→ PROBLEM:
Exactly how many lines have the word "this"? Answer with the bare number.

Data excerpts:
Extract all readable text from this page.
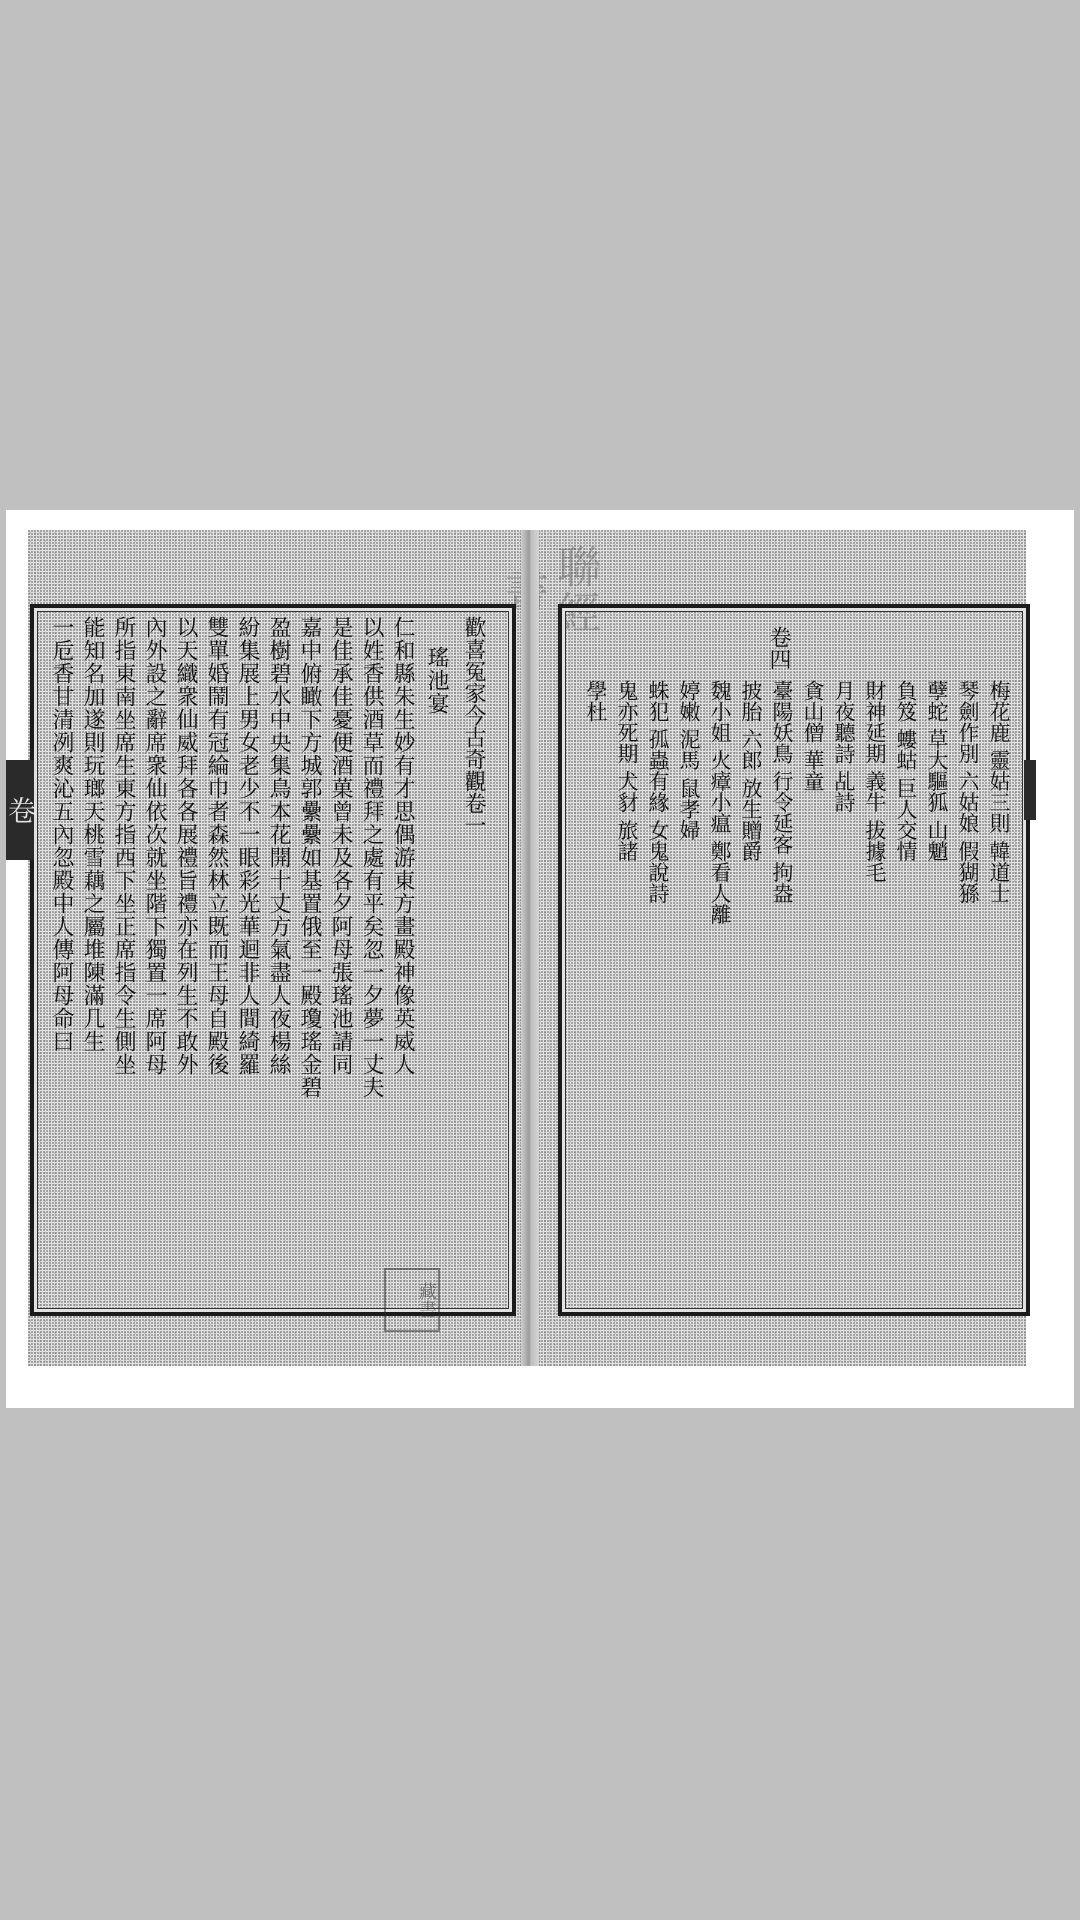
聯經
卷	歡喜冤家今古奇觀卷一
瑤池宴
仁和縣朱生妙有才思偶游東方畫殿神像英威人
以姓香供酒草而禮拜之處有平矣忽一夕夢一丈夫
是佳承佳憂便酒菓曾未及各夕阿母張瑤池請同
嘉中俯瞰下方城郭纍纍如基置俄至一殿瓊瑤金碧
盈樹碧水中央集鳥本花開十丈方氣盡人夜楊絲
紛集展上男女老少不一眼彩光華迴非人間綺羅
雙單婚鬧有冠綸巾者森然林立既而王母自殿後
以天織衆仙威拜各各展禮旨禮亦在列生不敢外
內外設之辭席衆仙依次就坐階下獨置一席阿母
所指東南坐席生東方指西下坐正席指令生側坐
能知名加遂則玩瑯天桃雪藕之屬堆陳滿几生
一卮香甘清冽爽沁五內忽殿中人傳阿母命曰
藏書
卷四
梅花鹿 靈姑三則 韓道士
琴劍作別 六姑娘 假猢猻
孽蛇 草大驅狐 山魈
負笈 螻蛄 巨人交情
財神延期 義牛 拔據毛
月夜聽詩 乩詩
貪山僧 華童
臺陽妖鳥 行令延客 拘盎
披胎 六郎 放生贈爵
魏小姐 火瘴小瘟 鄭看人離
婷嫩 泥馬 鼠孝婦
蛛犯 孤蟲有緣 女鬼說詩
鬼亦死期 犬豺 旅諸
學杜
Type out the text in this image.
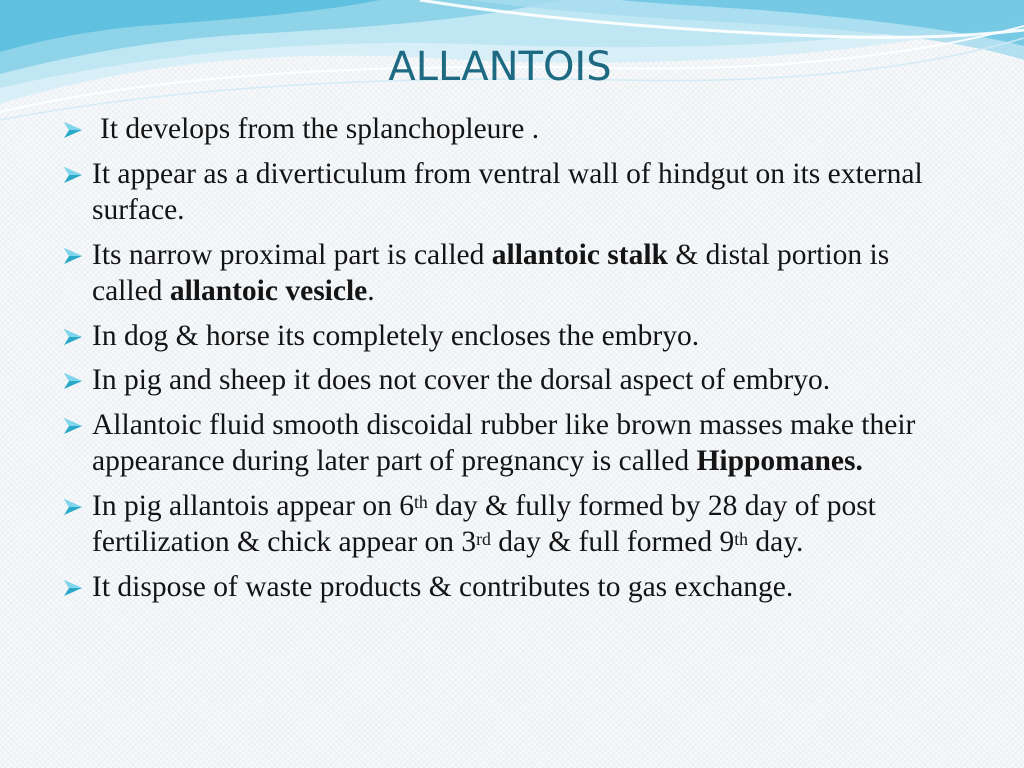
ALLANTOIS
It develops from the splanchopleure .
It appear as a diverticulum from ventral wall of hindgut on its external surface.
Its narrow proximal part is called allantoic stalk & distal portion is called allantoic vesicle.
In dog & horse its completely encloses the embryo.
In pig and sheep it does not cover the dorsal aspect of embryo.
Allantoic fluid smooth discoidal rubber like brown masses make their appearance during later part of pregnancy is called Hippomanes.
In pig allantois appear on 6th day & fully formed by 28 day of post fertilization & chick appear on 3rd day & full formed 9th day.
It dispose of waste products & contributes to gas exchange.
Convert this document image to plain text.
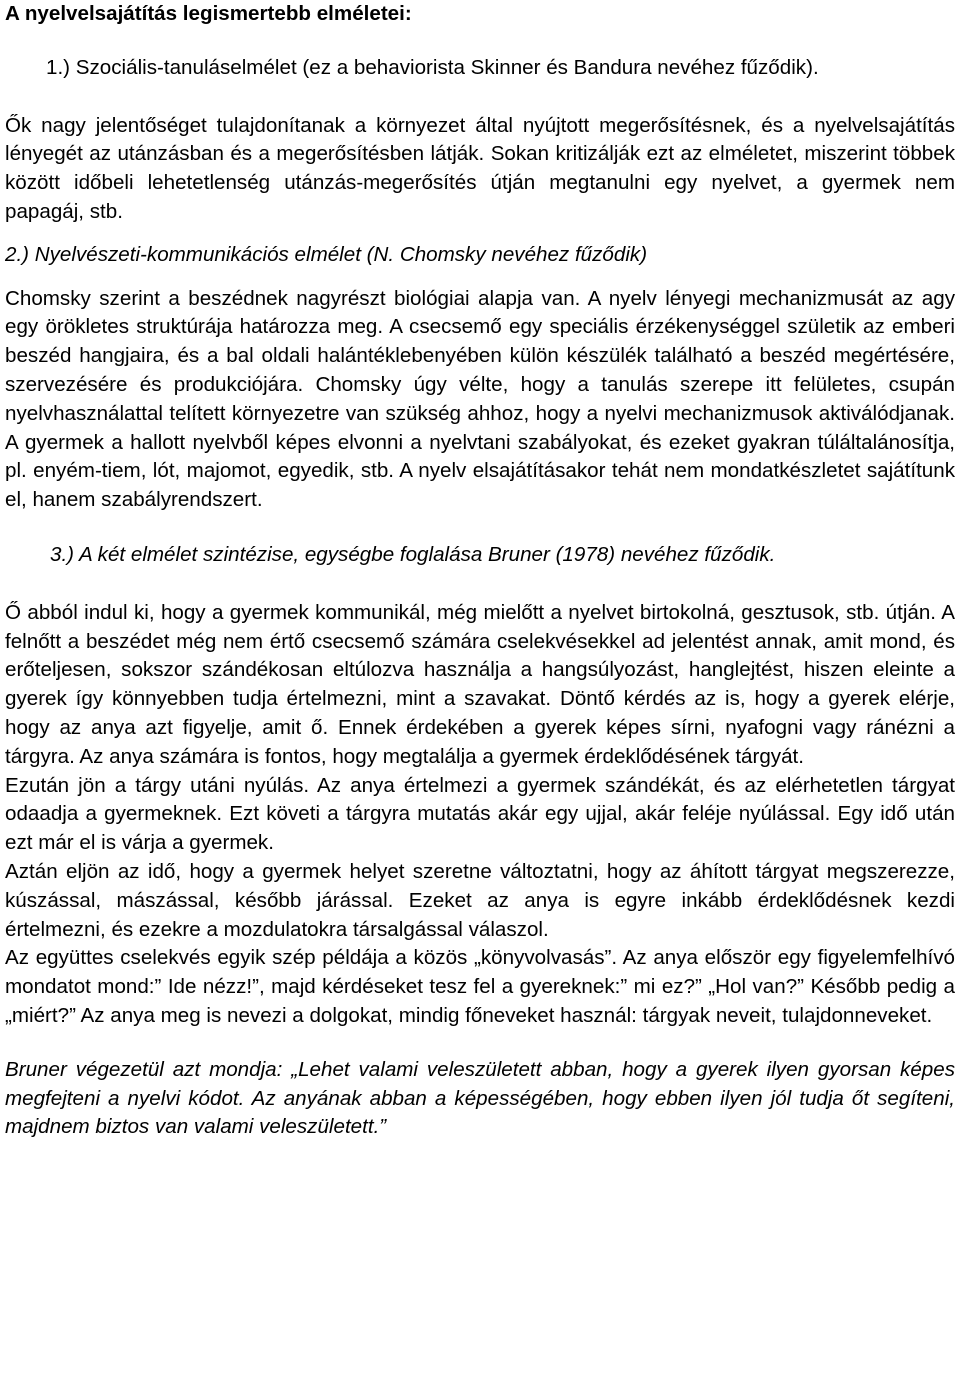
A nyelvelsajátítás legismertebb elméletei:

1.) Szociális-tanuláselmélet (ez a behaviorista Skinner és Bandura nevéhez fűződik).

Ők nagy jelentőséget tulajdonítanak a környezet által nyújtott megerősítésnek, és a nyelvelsajátítás lényegét az utánzásban és a megerősítésben látják. Sokan kritizálják ezt az elméletet, miszerint többek között időbeli lehetetlenség utánzás-megerősítés útján megtanulni egy nyelvet, a gyermek nem papagáj, stb.

2.) Nyelvészeti-kommunikációs elmélet (N. Chomsky nevéhez fűződik)

Chomsky szerint a beszédnek nagyrészt biológiai alapja van. A nyelv lényegi mechanizmusát az agy egy örökletes struktúrája határozza meg. A csecsemő egy speciális érzékenységgel születik az emberi beszéd hangjaira, és a bal oldali halántéklebenyében külön készülék található a beszéd megértésére, szervezésére és produkciójára. Chomsky úgy vélte, hogy a tanulás szerepe itt felületes, csupán nyelvhasználattal telített környezetre van szükség ahhoz, hogy a nyelvi mechanizmusok aktiválódjanak. A gyermek a hallott nyelvből képes elvonni a nyelvtani szabályokat, és ezeket gyakran túláltalánosítja, pl. enyém-tiem, lót, majomot, egyedik, stb. A nyelv elsajátításakor tehát nem mondatkészletet sajátítunk el, hanem szabályrendszert.

3.) A két elmélet szintézise, egységbe foglalása Bruner (1978) nevéhez fűződik.

Ő abból indul ki, hogy a gyermek kommunikál, még mielőtt a nyelvet birtokolná, gesztusok, stb. útján. A felnőtt a beszédet még nem értő csecsemő számára cselekvésekkel ad jelentést annak, amit mond, és erőteljesen, sokszor szándékosan eltúlozva használja a hangsúlyozást, hanglejtést, hiszen eleinte a gyerek így könnyebben tudja értelmezni, mint a szavakat. Döntő kérdés az is, hogy a gyerek elérje, hogy az anya azt figyelje, amit ő. Ennek érdekében a gyerek képes sírni, nyafogni vagy ránézni a tárgyra. Az anya számára is fontos, hogy megtalálja a gyermek érdeklődésének tárgyát.

Ezután jön a tárgy utáni nyúlás. Az anya értelmezi a gyermek szándékát, és az elérhetetlen tárgyat odaadja a gyermeknek. Ezt követi a tárgyra mutatás akár egy ujjal, akár feléje nyúlással. Egy idő után ezt már el is várja a gyermek.

Aztán eljön az idő, hogy a gyermek helyet szeretne változtatni, hogy az áhított tárgyat megszerezze, kúszással, mászással, később járással. Ezeket az anya is egyre inkább érdeklődésnek kezdi értelmezni, és ezekre a mozdulatokra társalgással válaszol.

Az együttes cselekvés egyik szép példája a közös „könyvolvasás”. Az anya először egy figyelemfelhívó mondatot mond:” Ide nézz!”, majd kérdéseket tesz fel a gyereknek:” mi ez?” „Hol van?” Később pedig a „miért?” Az anya meg is nevezi a dolgokat, mindig főneveket használ: tárgyak neveit, tulajdonneveket.

Bruner végezetül azt mondja: „Lehet valami veleszületett abban, hogy a gyerek ilyen gyorsan képes megfejteni a nyelvi kódot. Az anyának abban a képességében, hogy ebben ilyen jól tudja őt segíteni, majdnem biztos van valami veleszületett.”
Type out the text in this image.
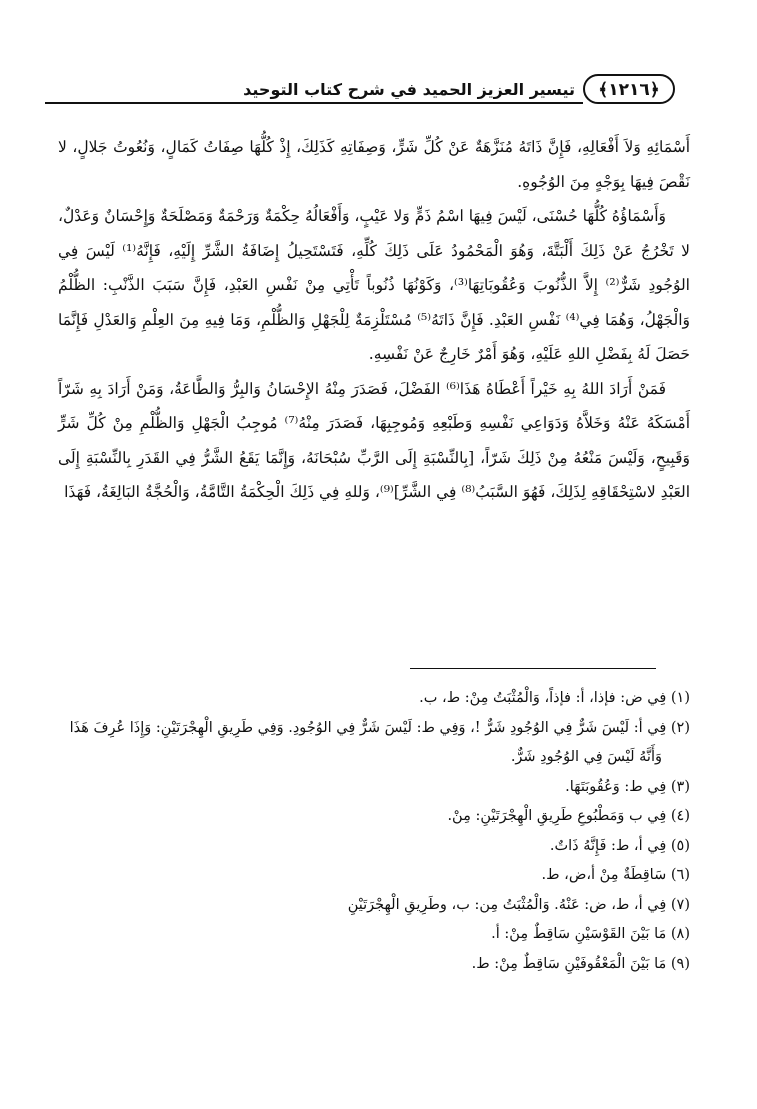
﴿١٢١٦﴾
تيسير العزيز الحميد في شرح كتاب التوحيد

أَسْمَائِهِ وَلاَ أَفْعَالِهِ، فَإِنَّ ذَاتَهُ مُنَزَّهَةٌ عَنْ كُلِّ شَرٍّ، وَصِفَاتِهِ كَذَلِكَ، إِذْ كُلُّهَا صِفَاتُ كَمَالٍ، وَنُعُوتُ جَلالٍ، لا نَقْصَ فِيهَا بِوَجْهٍ مِنَ الوُجُوهِ.

وَأَسْمَاؤُهُ كُلُّهَا حُسْنَى، لَيْسَ فِيهَا اسْمُ ذَمٍّ وَلا عَيْبٍ، وَأَفْعَالُهُ حِكْمَةٌ وَرَحْمَةٌ وَمَصْلَحَةٌ وَإِحْسَانٌ وَعَدْلٌ، لا تَخْرُجُ عَنْ ذَلِكَ أَلْبَتَّةَ، وَهُوَ الْمَحْمُودُ عَلَى ذَلِكَ كُلِّهِ، فَتَسْتَحِيلُ إِضَافَةُ الشَّرِّ إِلَيْهِ، فَإِنَّهُ⁽¹⁾ لَيْسَ فِي الوُجُودِ شَرٌّ⁽²⁾ إِلاَّ الذُّنُوبَ وَعُقُوبَاتِهَا⁽³⁾، وَكَوْنُهَا ذُنُوباً تَأْتِي مِنْ نَفْسِ العَبْدِ، فَإِنَّ سَبَبَ الذَّنْبِ: الظُّلْمُ وَالْجَهْلُ، وَهُمَا فِي⁽⁴⁾ نَفْسِ العَبْدِ. فَإِنَّ ذَاتَهُ⁽⁵⁾ مُسْتَلْزِمَةٌ لِلْجَهْلِ وَالظُّلْمِ، وَمَا فِيهِ مِنَ العِلْمِ وَالعَدْلِ فَإِنَّمَا حَصَلَ لَهُ بِفَضْلِ اللهِ عَلَيْهِ، وَهُوَ أَمْرٌ خَارِجٌ عَنْ نَفْسِهِ.

فَمَنْ أَرَادَ اللهُ بِهِ خَيْراً أَعْطَاهُ هَذَا⁽⁶⁾ الفَضْلَ، فَصَدَرَ مِنْهُ الإِحْسَانُ وَالبِرُّ وَالطَّاعَةُ، وَمَنْ أَرَادَ بِهِ شَرّاً أَمْسَكَهُ عَنْهُ وَخَلاَّهُ وَدَوَاعِي نَفْسِهِ وَطَبْعِهِ وَمُوجِبِهَا، فَصَدَرَ مِنْهُ⁽⁷⁾ مُوجِبُ الْجَهْلِ وَالظُّلْمِ مِنْ كُلِّ شَرٍّ وَقَبِيحٍ، وَلَيْسَ مَنْعُهُ مِنْ ذَلِكَ شَرّاً، [بِالنِّسْبَةِ إِلَى الرَّبِّ سُبْحَانَهُ، وَإِنَّمَا يَقَعُ الشَّرُّ فِي القَدَرِ بِالنِّسْبَةِ إِلَى العَبْدِ لاسْتِحْقَاقِهِ لِذَلِكَ، فَهُوَ السَّبَبُ⁽⁸⁾ فِي الشَّرِّ]⁽⁹⁾، وَللهِ فِي ذَلِكَ الْحِكْمَةُ التَّامَّةُ، وَالْحُجَّةُ البَالِغَةُ، فَهَذَا

(١) فِي ض: فإذا، أ: فإذاً، وَالْمُثْبَتُ مِنْ: ط، ب.

(٢) فِي أ: لَيْسَ شَرٌّ فِي الوُجُودِ شَرٌّ !، وَفِي ط: لَيْسَ شَرٌّ فِي الوُجُودِ. وَفِي طَرِيقِ الْهِجْرَتَيْنِ: وَإِذَا عُرِفَ هَذَا وَأَنَّهُ لَيْسَ فِي الوُجُودِ شَرٌّ.

(٣) فِي ط: وَعُقُوبَتَهَا.

(٤) فِي ب وَمَطْبُوعِ طَرِيقِ الْهِجْرَتَيْنِ: مِنْ.

(٥) فِي أ، ط: فَإِنَّهُ ذَاتٌ.

(٦) سَاقِطَةٌ مِنْ أ،ض، ط.

(٧) فِي أ، ط، ض: عَنْهُ. وَالْمُثْبَتُ مِن: ب، وطَرِيقِ الْهِجْرَتَيْنِ

(٨) مَا بَيْنَ القَوْسَيْنِ سَاقِطٌ مِنْ: أ.

(٩) مَا بَيْنَ الْمَعْقُوفَيْنِ سَاقِطٌ مِنْ: ط.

→ FINISHED TASK:
4